— START OF TASK INPUTS —

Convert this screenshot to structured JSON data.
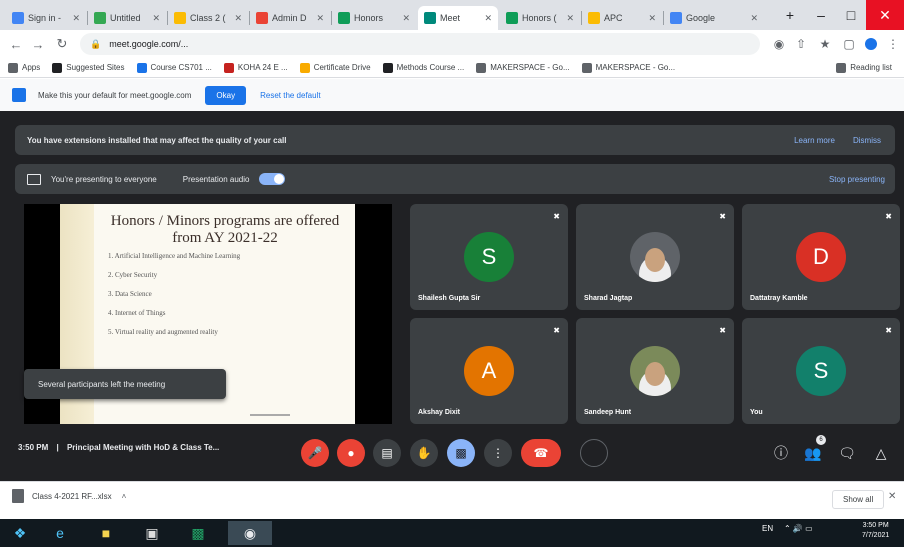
{
  "browser": {
    "tabs": [
      {
        "label": "Sign in -",
        "color": "#4285f4"
      },
      {
        "label": "Untitled",
        "color": "#34a853"
      },
      {
        "label": "Class 2 (",
        "color": "#fbbc04"
      },
      {
        "label": "Admin D",
        "color": "#ea4335"
      },
      {
        "label": "Honors",
        "color": "#0f9d58"
      },
      {
        "label": "Meet",
        "color": "#00897b"
      },
      {
        "label": "Honors (",
        "color": "#0f9d58"
      },
      {
        "label": "APC",
        "color": "#fbbc04"
      },
      {
        "label": "Google",
        "color": "#4285f4"
      }
    ],
    "url": "meet.google.com/...",
    "bookmarks": [
      {
        "label": "Apps",
        "color": "#5f6368"
      },
      {
        "label": "Suggested Sites",
        "color": "#202124"
      },
      {
        "label": "Course CS701 ...",
        "color": "#1a73e8"
      },
      {
        "label": "KOHA 24 E ...",
        "color": "#c5221f"
      },
      {
        "label": "Certificate Drive",
        "color": "#f9ab00"
      },
      {
        "label": "Methods Course ...",
        "color": "#202124"
      },
      {
        "label": "MAKERSPACE - Go...",
        "color": "#5f6368"
      },
      {
        "label": "MAKERSPACE - Go...",
        "color": "#5f6368"
      },
      {
        "label": "Reading list",
        "color": "#5f6368"
      }
    ]
  },
  "infobar": {
    "message": "Make this your default for meet.google.com",
    "button": "Okay",
    "link": "Reset the default"
  },
  "meet": {
    "ext_warning": "You have extensions installed that may affect the quality of your call",
    "learn_more": "Learn more",
    "dismiss": "Dismiss",
    "presenting": "You're presenting to everyone",
    "presentation_audio": "Presentation audio",
    "stop_presenting": "Stop presenting",
    "toast": "Several participants left the meeting",
    "slide": {
      "title": "Honors / Minors programs are offered from AY 2021-22",
      "bullets": [
        "1. Artificial Intelligence and Machine Learning",
        "2. Cyber Security",
        "3. Data Science",
        "4. Internet of Things",
        "5. Virtual reality and augmented reality"
      ]
    },
    "participants": [
      {
        "name": "Shailesh Gupta Sir",
        "initial": "S",
        "color": "#188038",
        "photo": false
      },
      {
        "name": "Sharad Jagtap",
        "initial": "",
        "color": "#5f6368",
        "photo": true
      },
      {
        "name": "Dattatray Kamble",
        "initial": "D",
        "color": "#d93025",
        "photo": false
      },
      {
        "name": "Akshay Dixit",
        "initial": "A",
        "color": "#e37400",
        "photo": false
      },
      {
        "name": "Sandeep Hunt",
        "initial": "",
        "color": "#7b8a5a",
        "photo": true
      },
      {
        "name": "You",
        "initial": "S",
        "color": "#12806b",
        "photo": false
      }
    ],
    "time": "3:50 PM",
    "separator": "|",
    "meeting_title": "Principal Meeting with HoD & Class Te...",
    "people_count": "6"
  },
  "downloads": {
    "file": "Class 4-2021 RF...xlsx",
    "show_all": "Show all"
  },
  "taskbar": {
    "lang": "EN",
    "time": "3:50 PM",
    "date": "7/7/2021"
  }
}
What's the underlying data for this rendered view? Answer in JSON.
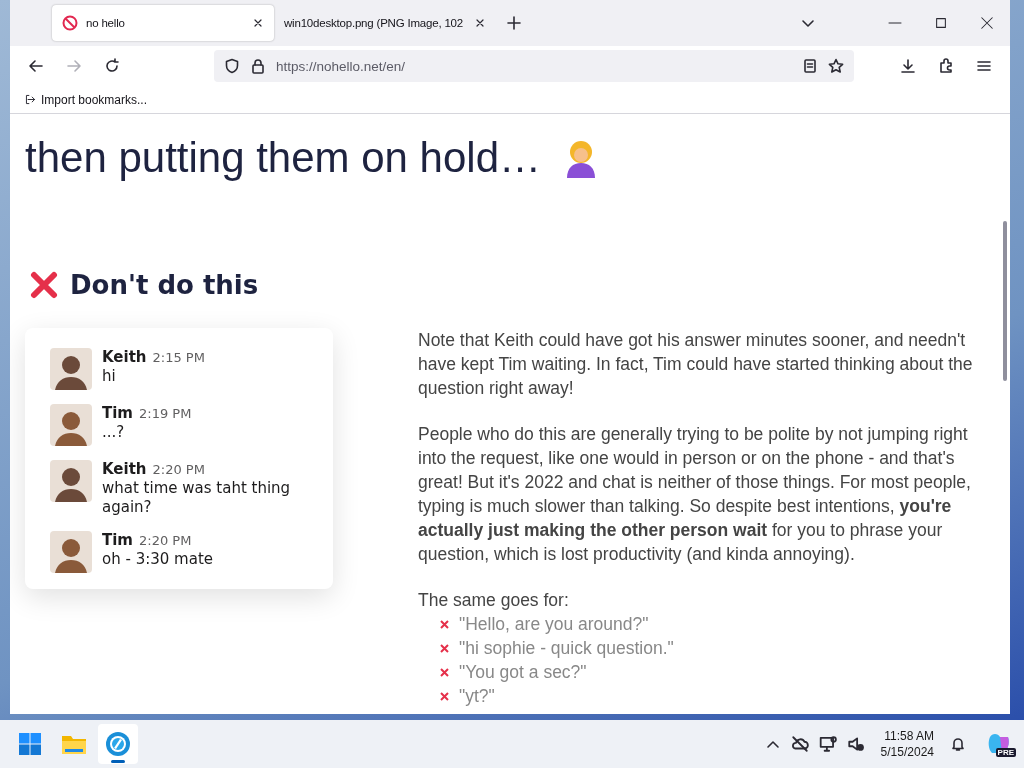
{
  "browser": {
    "tabs": [
      {
        "title": "no hello",
        "selected": true
      },
      {
        "title": "win10desktop.png (PNG Image, 102",
        "selected": false
      }
    ],
    "url": "https://nohello.net/en/",
    "bookmarks": [
      "Import bookmarks..."
    ]
  },
  "page": {
    "heading": "then putting them on hold…",
    "section_title": "Don't do this",
    "chat": [
      {
        "author": "Keith",
        "time": "2:15 PM",
        "text": "hi",
        "color": "#6b4a3a"
      },
      {
        "author": "Tim",
        "time": "2:19 PM",
        "text": "...?",
        "color": "#8a5a3a"
      },
      {
        "author": "Keith",
        "time": "2:20 PM",
        "text": "what time was taht thing again?",
        "color": "#6b4a3a"
      },
      {
        "author": "Tim",
        "time": "2:20 PM",
        "text": "oh - 3:30 mate",
        "color": "#8a5a3a"
      }
    ],
    "paragraphs": [
      "Note that Keith could have got his answer minutes sooner, and needn't have kept Tim waiting. In fact, Tim could have started thinking about the question right away!",
      "People who do this are generally trying to be polite by not jumping right into the request, like one would in person or on the phone - and that's great! But it's 2022 and chat is neither of those things. For most people, typing is much slower than talking. So despite best intentions, **you're actually just making the other person wait** for you to phrase your question, which is lost productivity (and kinda annoying)."
    ],
    "list_intro": "The same goes for:",
    "examples": [
      "\"Hello, are you around?\"",
      "\"hi sophie - quick question.\"",
      "\"You got a sec?\"",
      "\"yt?\""
    ]
  },
  "taskbar": {
    "apps": [
      {
        "kind": "start",
        "selected": false
      },
      {
        "kind": "files",
        "selected": false
      },
      {
        "kind": "browser",
        "selected": true
      }
    ],
    "time": "11:58 AM",
    "date": "5/15/2024",
    "copilot_badge": "PRE"
  }
}
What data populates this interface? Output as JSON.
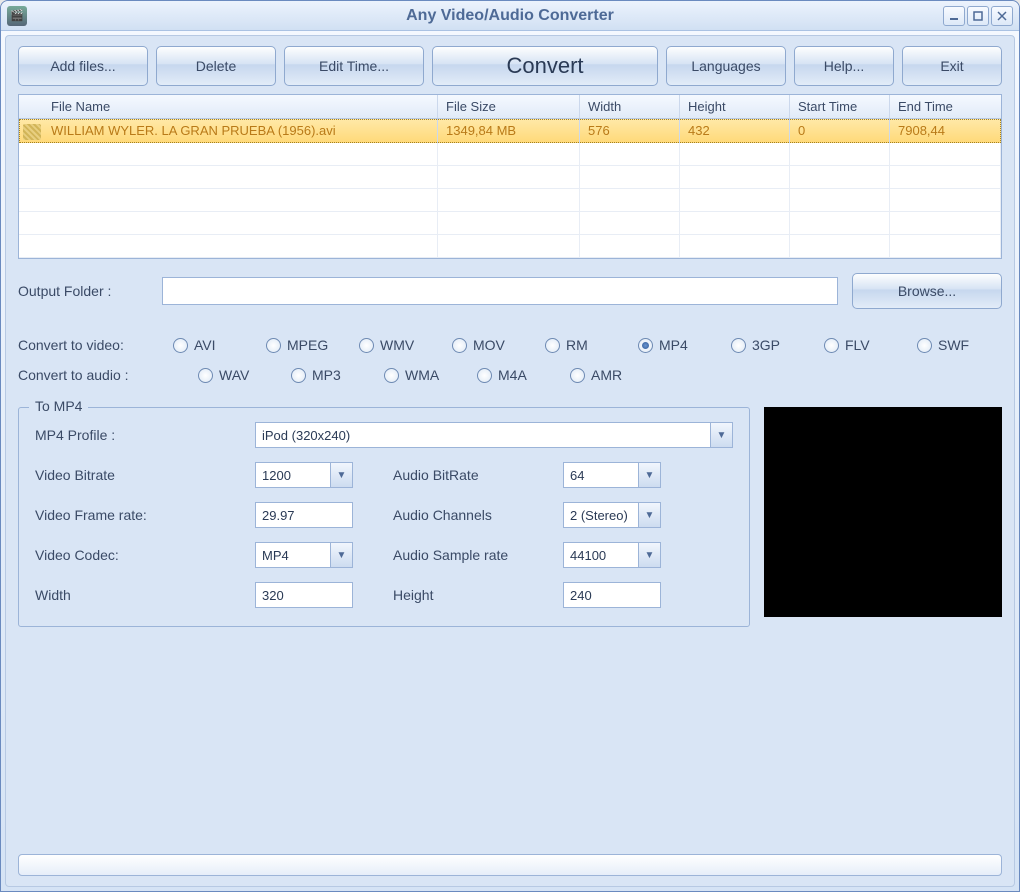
{
  "window": {
    "title": "Any Video/Audio Converter"
  },
  "toolbar": {
    "add_files": "Add files...",
    "delete": "Delete",
    "edit_time": "Edit Time...",
    "convert": "Convert",
    "languages": "Languages",
    "help": "Help...",
    "exit": "Exit"
  },
  "grid": {
    "cols": {
      "file_name": "File Name",
      "file_size": "File Size",
      "width": "Width",
      "height": "Height",
      "start_time": "Start Time",
      "end_time": "End Time"
    },
    "rows": [
      {
        "file_name": "WILLIAM WYLER. LA GRAN PRUEBA (1956).avi",
        "file_size": "1349,84 MB",
        "width": "576",
        "height": "432",
        "start_time": "0",
        "end_time": "7908,44"
      }
    ]
  },
  "output": {
    "label": "Output Folder :",
    "value": "",
    "browse": "Browse..."
  },
  "video_fmt": {
    "label": "Convert to video:",
    "opts": [
      "AVI",
      "MPEG",
      "WMV",
      "MOV",
      "RM",
      "MP4",
      "3GP",
      "FLV",
      "SWF"
    ],
    "selected": "MP4"
  },
  "audio_fmt": {
    "label": "Convert to audio :",
    "opts": [
      "WAV",
      "MP3",
      "WMA",
      "M4A",
      "AMR"
    ],
    "selected": ""
  },
  "settings": {
    "legend": "To MP4",
    "profile_label": "MP4 Profile :",
    "profile_value": "iPod (320x240)",
    "vbitrate_label": "Video Bitrate",
    "vbitrate_value": "1200",
    "abitrate_label": "Audio BitRate",
    "abitrate_value": "64",
    "vframerate_label": "Video Frame rate:",
    "vframerate_value": "29.97",
    "achannels_label": "Audio Channels",
    "achannels_value": "2 (Stereo)",
    "vcodec_label": "Video Codec:",
    "vcodec_value": "MP4",
    "asample_label": "Audio Sample rate",
    "asample_value": "44100",
    "width_label": "Width",
    "width_value": "320",
    "height_label": "Height",
    "height_value": "240"
  }
}
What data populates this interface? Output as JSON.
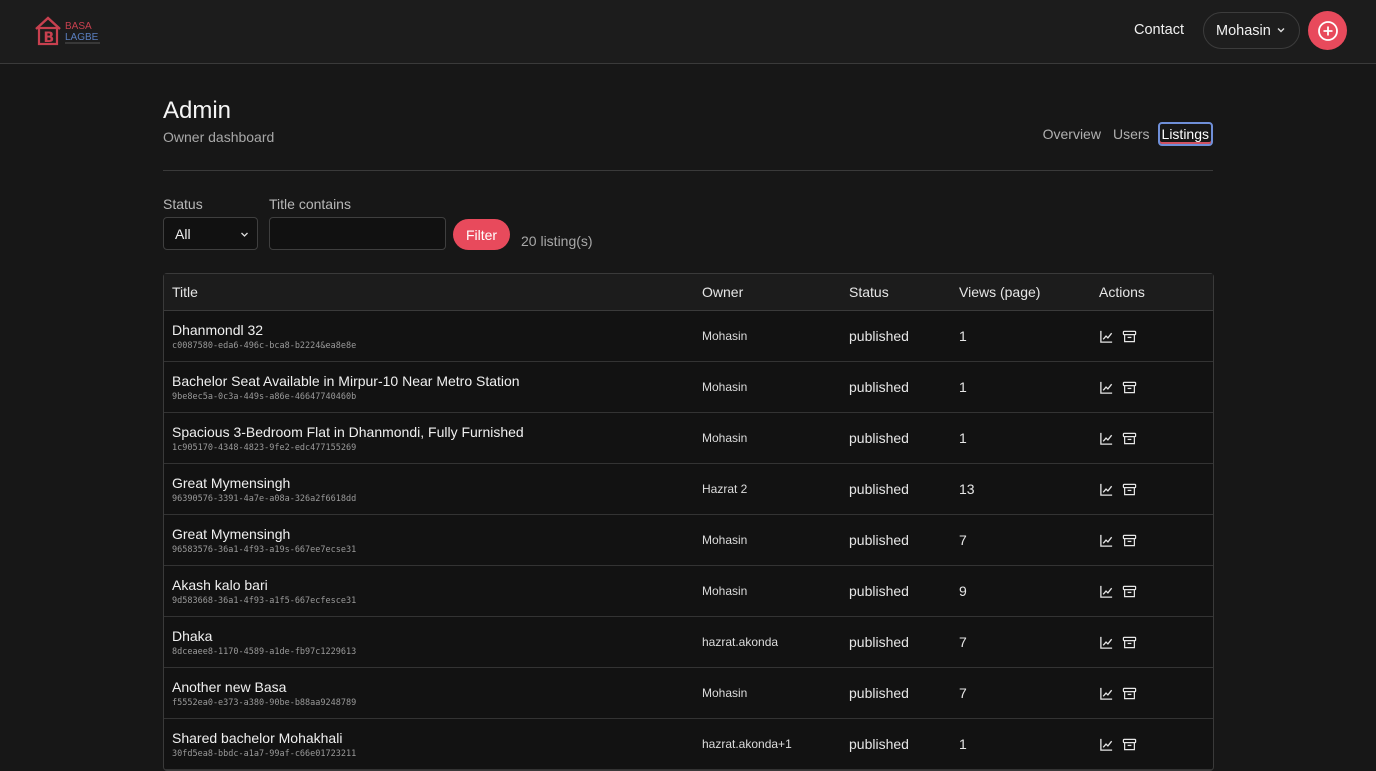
{
  "header": {
    "logo_text_top": "BASA",
    "logo_text_bottom": "LAGBE",
    "contact_label": "Contact",
    "user_name": "Mohasin",
    "brand_color": "#e84a5c"
  },
  "page": {
    "title": "Admin",
    "subtitle": "Owner dashboard",
    "tabs": [
      {
        "label": "Overview",
        "active": false
      },
      {
        "label": "Users",
        "active": false
      },
      {
        "label": "Listings",
        "active": true
      }
    ]
  },
  "filters": {
    "status_label": "Status",
    "status_value": "All",
    "title_label": "Title contains",
    "title_value": "",
    "filter_button": "Filter",
    "count_text": "20 listing(s)"
  },
  "table": {
    "columns": [
      "Title",
      "Owner",
      "Status",
      "Views (page)",
      "Actions"
    ],
    "rows": [
      {
        "title": "Dhanmondl 32",
        "id": "c0087580-eda6-496c-bca8-b2224&ea8e8e",
        "owner": "Mohasin",
        "status": "published",
        "views": "1"
      },
      {
        "title": "Bachelor Seat Available in Mirpur-10 Near Metro Station",
        "id": "9be8ec5a-0c3a-449s-a86e-46647740460b",
        "owner": "Mohasin",
        "status": "published",
        "views": "1"
      },
      {
        "title": "Spacious 3-Bedroom Flat in Dhanmondi, Fully Furnished",
        "id": "1c905170-4348-4823-9fe2-edc477155269",
        "owner": "Mohasin",
        "status": "published",
        "views": "1"
      },
      {
        "title": "Great Mymensingh",
        "id": "96390576-3391-4a7e-a08a-326a2f6618dd",
        "owner": "Hazrat 2",
        "status": "published",
        "views": "13"
      },
      {
        "title": "Great Mymensingh",
        "id": "96583576-36a1-4f93-a19s-667ee7ecse31",
        "owner": "Mohasin",
        "status": "published",
        "views": "7"
      },
      {
        "title": "Akash kalo bari",
        "id": "9d583668-36a1-4f93-a1f5-667ecfesce31",
        "owner": "Mohasin",
        "status": "published",
        "views": "9"
      },
      {
        "title": "Dhaka",
        "id": "8dceaee8-1170-4589-a1de-fb97c1229613",
        "owner": "hazrat.akonda",
        "status": "published",
        "views": "7"
      },
      {
        "title": "Another new Basa",
        "id": "f5552ea0-e373-a380-90be-b88aa9248789",
        "owner": "Mohasin",
        "status": "published",
        "views": "7"
      },
      {
        "title": "Shared bachelor Mohakhali",
        "id": "30fd5ea8-bbdc-a1a7-99af-c66e01723211",
        "owner": "hazrat.akonda+1",
        "status": "published",
        "views": "1"
      }
    ],
    "action_icons": [
      "chart-line-icon",
      "archive-icon"
    ]
  }
}
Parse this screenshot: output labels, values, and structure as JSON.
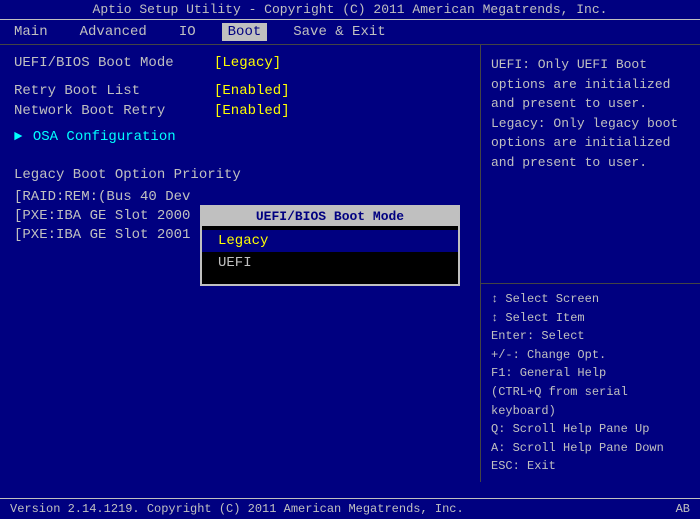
{
  "title_bar": {
    "text": "Aptio Setup Utility - Copyright (C) 2011 American Megatrends, Inc."
  },
  "menu": {
    "items": [
      {
        "label": "Main",
        "active": false
      },
      {
        "label": "Advanced",
        "active": false
      },
      {
        "label": "IO",
        "active": false
      },
      {
        "label": "Boot",
        "active": true
      },
      {
        "label": "Save & Exit",
        "active": false
      }
    ]
  },
  "left_panel": {
    "settings": [
      {
        "label": "UEFI/BIOS Boot Mode",
        "value": "[Legacy]"
      },
      {
        "label": "",
        "value": ""
      },
      {
        "label": "Retry Boot List",
        "value": "[Enabled]"
      },
      {
        "label": "Network Boot Retry",
        "value": "[Enabled]"
      }
    ],
    "arrow_item": "OSA Configuration",
    "section_title": "Legacy Boot Option Priority",
    "boot_options": [
      "[RAID:REM:(Bus 40 Dev",
      "[PXE:IBA GE Slot 2000",
      "[PXE:IBA GE Slot 2001"
    ]
  },
  "right_top": {
    "text": "UEFI: Only UEFI Boot options are initialized and present to user. Legacy: Only legacy boot options are initialized and present to user."
  },
  "right_bottom": {
    "lines": [
      "Select Screen",
      "Select Item",
      "Enter: Select",
      "+/-: Change Opt.",
      "F1: General Help",
      "(CTRL+Q from serial",
      "keyboard)",
      "Q: Scroll Help Pane Up",
      "A: Scroll Help Pane Down",
      "ESC: Exit"
    ]
  },
  "popup": {
    "title": "UEFI/BIOS Boot Mode",
    "options": [
      {
        "label": "Legacy",
        "selected": true
      },
      {
        "label": "UEFI",
        "selected": false
      }
    ]
  },
  "status_bar": {
    "text": "Version 2.14.1219. Copyright (C) 2011 American Megatrends, Inc.",
    "badge": "AB"
  }
}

— END OF TASK INPUTS —

> WHAT YOU SHOULD DO
Pull out all lines containing the word "Retry" from the entries above.

> EXERCISE RESULT
        "label": "Retry Boot List",
        "label": "Network Boot Retry",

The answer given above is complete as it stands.